» Stated exercise
Scan the records for the word "memory". Copy each line that includes it.

» Entries provided

=-=-=-=-=

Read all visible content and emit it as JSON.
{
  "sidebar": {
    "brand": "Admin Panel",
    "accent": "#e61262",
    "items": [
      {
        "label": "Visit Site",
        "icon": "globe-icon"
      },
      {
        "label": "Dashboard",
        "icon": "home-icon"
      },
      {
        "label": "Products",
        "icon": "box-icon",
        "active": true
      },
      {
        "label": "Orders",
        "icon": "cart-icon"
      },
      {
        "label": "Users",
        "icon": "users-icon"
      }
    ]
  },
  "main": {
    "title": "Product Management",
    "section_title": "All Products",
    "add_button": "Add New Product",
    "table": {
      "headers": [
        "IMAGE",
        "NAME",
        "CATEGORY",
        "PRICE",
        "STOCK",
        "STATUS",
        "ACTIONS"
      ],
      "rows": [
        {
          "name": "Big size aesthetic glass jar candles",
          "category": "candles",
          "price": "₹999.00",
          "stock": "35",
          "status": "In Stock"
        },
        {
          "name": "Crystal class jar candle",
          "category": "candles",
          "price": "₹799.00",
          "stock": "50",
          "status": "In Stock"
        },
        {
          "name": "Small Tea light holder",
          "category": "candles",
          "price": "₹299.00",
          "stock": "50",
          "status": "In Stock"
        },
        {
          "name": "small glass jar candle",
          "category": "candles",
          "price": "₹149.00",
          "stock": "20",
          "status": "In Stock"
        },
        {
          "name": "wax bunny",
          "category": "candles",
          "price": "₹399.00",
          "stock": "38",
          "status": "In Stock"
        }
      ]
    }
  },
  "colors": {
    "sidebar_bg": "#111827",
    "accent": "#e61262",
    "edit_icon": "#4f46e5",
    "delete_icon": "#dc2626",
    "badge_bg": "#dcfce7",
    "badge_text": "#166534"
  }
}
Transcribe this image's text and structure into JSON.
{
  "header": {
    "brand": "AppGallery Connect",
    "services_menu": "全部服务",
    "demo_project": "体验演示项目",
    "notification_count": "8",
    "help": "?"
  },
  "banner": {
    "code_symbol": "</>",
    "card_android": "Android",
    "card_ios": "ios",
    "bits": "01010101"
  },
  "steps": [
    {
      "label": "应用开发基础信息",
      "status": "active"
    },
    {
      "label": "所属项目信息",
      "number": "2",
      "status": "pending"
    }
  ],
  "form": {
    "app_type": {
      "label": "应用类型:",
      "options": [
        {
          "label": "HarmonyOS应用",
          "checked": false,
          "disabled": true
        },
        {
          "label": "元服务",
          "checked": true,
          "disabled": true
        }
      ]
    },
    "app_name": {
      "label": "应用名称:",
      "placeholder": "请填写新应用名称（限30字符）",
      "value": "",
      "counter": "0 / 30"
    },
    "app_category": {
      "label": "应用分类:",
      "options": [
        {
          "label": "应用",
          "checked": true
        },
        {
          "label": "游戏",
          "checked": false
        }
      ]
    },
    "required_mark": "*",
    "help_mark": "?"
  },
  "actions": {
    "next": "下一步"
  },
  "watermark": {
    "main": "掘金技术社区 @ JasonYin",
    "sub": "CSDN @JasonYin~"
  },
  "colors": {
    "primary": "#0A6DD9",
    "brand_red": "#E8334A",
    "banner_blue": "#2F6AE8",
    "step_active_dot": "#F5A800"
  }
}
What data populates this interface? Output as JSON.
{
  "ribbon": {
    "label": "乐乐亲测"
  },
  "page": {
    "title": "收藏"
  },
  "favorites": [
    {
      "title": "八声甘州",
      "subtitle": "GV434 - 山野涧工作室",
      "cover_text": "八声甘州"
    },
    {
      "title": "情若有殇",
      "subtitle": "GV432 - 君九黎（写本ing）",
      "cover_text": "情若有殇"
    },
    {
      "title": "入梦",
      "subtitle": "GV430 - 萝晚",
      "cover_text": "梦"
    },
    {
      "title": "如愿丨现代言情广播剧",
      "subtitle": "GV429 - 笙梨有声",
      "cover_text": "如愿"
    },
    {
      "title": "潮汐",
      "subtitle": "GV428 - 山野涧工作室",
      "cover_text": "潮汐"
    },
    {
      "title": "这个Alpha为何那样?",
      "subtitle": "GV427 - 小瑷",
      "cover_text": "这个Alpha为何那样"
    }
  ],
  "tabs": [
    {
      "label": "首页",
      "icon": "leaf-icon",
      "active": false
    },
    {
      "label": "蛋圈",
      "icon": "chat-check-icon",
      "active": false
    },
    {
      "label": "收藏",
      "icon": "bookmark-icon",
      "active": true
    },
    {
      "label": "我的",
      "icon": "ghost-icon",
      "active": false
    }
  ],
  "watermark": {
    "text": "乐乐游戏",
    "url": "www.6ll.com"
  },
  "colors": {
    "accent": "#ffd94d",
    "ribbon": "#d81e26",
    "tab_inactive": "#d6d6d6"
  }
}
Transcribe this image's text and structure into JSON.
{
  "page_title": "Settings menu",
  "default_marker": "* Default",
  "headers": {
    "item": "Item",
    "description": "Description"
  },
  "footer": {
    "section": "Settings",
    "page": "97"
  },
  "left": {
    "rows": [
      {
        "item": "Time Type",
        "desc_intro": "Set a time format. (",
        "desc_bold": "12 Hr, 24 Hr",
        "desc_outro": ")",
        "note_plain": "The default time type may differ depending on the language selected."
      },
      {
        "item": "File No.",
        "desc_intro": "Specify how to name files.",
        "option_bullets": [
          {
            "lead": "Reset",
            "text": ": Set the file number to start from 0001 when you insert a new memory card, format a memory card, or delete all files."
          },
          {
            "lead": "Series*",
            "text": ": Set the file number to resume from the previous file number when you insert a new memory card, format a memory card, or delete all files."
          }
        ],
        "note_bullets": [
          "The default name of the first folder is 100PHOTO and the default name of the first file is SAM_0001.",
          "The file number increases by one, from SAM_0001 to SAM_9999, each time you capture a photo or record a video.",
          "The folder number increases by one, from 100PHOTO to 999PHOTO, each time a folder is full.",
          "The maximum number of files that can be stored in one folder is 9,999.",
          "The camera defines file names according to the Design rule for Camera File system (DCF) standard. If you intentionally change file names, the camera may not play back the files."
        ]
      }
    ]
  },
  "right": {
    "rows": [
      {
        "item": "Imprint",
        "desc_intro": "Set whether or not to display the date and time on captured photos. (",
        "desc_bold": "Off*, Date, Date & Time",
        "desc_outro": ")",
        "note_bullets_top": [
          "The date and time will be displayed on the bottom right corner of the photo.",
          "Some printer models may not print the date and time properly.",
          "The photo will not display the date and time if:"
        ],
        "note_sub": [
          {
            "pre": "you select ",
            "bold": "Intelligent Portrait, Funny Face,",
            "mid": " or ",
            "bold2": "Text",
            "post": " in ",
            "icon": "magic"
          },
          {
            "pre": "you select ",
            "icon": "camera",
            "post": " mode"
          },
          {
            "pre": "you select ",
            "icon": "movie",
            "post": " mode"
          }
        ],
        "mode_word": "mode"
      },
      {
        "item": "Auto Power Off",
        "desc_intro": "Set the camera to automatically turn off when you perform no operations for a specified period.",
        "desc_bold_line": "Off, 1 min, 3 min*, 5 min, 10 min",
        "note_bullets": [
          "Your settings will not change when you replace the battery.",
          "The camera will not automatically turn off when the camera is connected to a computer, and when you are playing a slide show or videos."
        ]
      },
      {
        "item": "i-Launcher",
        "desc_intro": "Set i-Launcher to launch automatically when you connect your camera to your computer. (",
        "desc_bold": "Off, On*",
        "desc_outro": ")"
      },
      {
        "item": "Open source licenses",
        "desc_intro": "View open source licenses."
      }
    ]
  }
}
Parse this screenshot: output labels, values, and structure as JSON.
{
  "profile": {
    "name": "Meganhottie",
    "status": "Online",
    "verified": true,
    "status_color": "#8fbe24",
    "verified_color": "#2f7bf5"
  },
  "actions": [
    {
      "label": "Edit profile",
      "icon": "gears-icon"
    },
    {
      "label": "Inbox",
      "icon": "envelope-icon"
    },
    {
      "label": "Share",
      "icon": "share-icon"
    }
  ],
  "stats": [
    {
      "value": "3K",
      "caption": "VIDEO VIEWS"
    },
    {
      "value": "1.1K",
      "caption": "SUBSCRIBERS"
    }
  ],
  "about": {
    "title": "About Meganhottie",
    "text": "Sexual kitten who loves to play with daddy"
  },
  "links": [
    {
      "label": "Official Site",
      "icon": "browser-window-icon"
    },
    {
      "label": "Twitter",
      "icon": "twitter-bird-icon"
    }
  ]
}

=-=-=-=-=

» Output for this task
            "text": ": Set the file number to start from 0001 when you insert a new memory card, format a memory card, or delete all files."
            "text": ": Set the file number to resume from the previous file number when you insert a new memory card, format a memory card, or delete all files."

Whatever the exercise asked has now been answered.